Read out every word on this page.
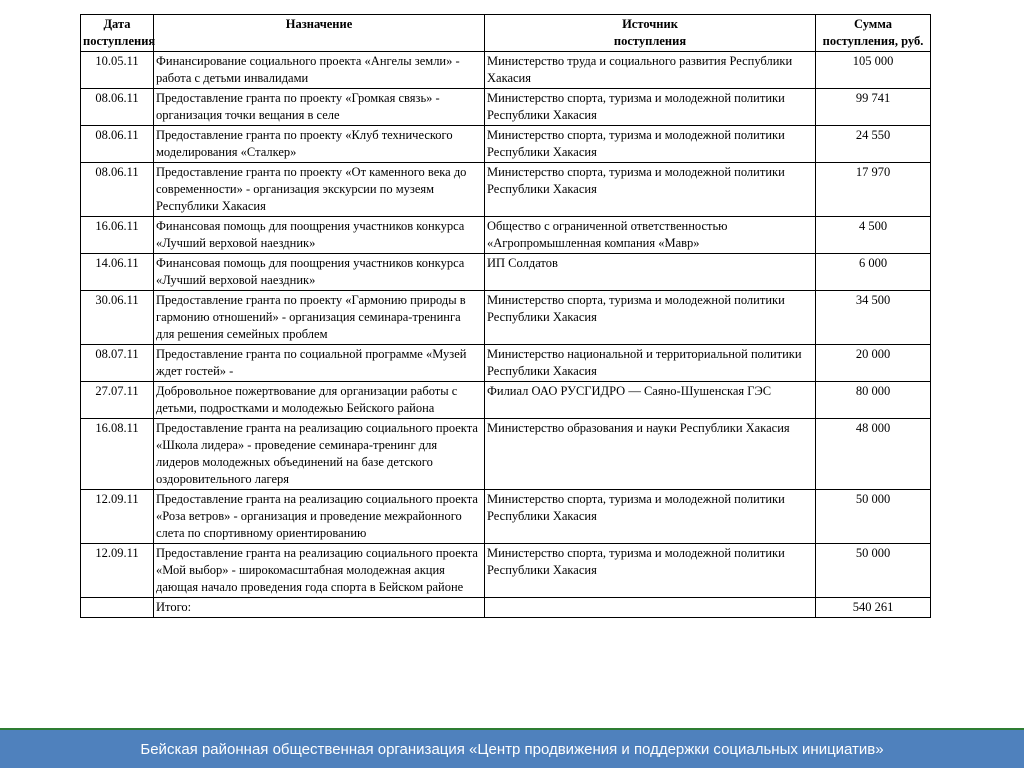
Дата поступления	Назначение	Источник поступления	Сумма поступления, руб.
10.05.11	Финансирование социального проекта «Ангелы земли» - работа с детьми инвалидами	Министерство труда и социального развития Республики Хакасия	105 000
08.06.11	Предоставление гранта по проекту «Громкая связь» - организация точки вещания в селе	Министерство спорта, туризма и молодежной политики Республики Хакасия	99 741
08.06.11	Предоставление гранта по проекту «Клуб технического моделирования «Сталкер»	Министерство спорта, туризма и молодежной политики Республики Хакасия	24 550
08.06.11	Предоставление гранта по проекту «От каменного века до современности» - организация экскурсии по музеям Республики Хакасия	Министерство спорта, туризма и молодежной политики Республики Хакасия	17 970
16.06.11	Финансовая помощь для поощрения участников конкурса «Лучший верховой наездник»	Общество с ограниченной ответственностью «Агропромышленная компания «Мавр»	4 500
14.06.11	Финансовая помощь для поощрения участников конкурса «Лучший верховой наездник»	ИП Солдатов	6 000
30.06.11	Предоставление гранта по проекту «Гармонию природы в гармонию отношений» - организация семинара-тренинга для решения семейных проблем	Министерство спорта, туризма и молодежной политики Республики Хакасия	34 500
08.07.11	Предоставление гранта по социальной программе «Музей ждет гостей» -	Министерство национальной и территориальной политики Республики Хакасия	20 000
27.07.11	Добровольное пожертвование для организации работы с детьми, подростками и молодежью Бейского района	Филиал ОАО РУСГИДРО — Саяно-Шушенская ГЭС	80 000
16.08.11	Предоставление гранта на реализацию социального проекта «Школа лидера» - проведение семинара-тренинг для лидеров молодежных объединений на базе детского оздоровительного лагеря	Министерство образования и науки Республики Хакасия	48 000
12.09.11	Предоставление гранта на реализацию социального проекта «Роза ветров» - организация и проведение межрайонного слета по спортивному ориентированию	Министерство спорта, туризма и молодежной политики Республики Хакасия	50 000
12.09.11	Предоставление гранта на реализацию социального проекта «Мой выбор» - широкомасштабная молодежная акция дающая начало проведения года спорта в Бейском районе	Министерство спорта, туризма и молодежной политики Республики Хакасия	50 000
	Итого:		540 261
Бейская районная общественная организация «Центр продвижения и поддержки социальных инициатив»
...
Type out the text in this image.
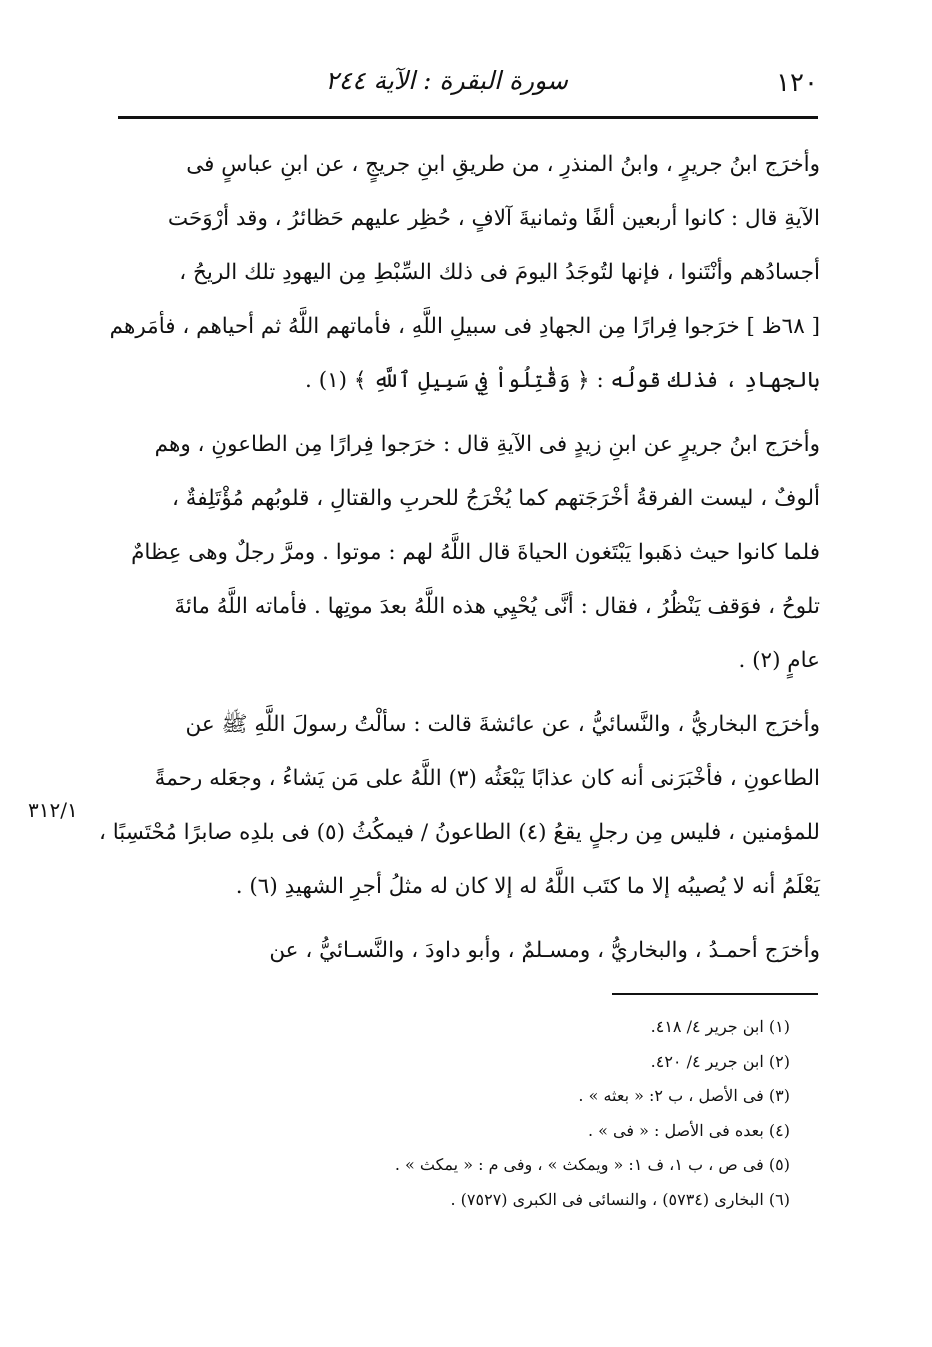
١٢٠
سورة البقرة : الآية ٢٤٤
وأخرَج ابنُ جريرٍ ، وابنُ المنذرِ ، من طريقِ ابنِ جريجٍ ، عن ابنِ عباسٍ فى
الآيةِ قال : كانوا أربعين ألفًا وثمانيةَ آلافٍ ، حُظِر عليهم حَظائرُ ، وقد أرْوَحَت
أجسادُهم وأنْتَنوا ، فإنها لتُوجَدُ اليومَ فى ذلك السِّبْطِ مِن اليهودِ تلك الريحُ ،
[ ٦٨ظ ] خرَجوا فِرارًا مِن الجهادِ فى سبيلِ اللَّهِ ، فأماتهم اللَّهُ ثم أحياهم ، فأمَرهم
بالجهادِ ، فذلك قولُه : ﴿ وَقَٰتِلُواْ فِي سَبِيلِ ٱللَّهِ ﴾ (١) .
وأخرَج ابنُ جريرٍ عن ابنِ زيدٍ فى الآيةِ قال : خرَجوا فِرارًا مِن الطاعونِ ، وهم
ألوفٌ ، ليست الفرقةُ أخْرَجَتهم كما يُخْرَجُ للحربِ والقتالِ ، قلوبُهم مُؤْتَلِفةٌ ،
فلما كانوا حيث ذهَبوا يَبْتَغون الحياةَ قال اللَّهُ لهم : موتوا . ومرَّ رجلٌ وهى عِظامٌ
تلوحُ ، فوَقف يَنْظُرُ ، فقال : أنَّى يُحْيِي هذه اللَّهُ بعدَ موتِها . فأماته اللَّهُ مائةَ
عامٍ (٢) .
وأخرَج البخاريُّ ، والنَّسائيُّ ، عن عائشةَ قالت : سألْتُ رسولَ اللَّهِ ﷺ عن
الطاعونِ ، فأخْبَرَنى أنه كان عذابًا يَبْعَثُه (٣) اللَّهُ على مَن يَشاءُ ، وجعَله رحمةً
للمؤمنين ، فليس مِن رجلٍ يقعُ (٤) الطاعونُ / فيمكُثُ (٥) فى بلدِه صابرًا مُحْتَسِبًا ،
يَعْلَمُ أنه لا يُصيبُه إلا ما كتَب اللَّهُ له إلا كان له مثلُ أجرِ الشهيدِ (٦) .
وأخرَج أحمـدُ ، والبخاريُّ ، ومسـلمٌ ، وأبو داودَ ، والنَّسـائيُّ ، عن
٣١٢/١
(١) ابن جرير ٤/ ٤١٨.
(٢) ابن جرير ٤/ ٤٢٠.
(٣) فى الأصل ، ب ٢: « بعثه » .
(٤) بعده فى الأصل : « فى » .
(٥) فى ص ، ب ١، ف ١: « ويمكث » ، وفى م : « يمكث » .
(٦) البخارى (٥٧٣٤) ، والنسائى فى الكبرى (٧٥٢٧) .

TASK GOAL =
Count every line above that holds the string "وأخر" and give the total, nothing more.

RESPONSE =
4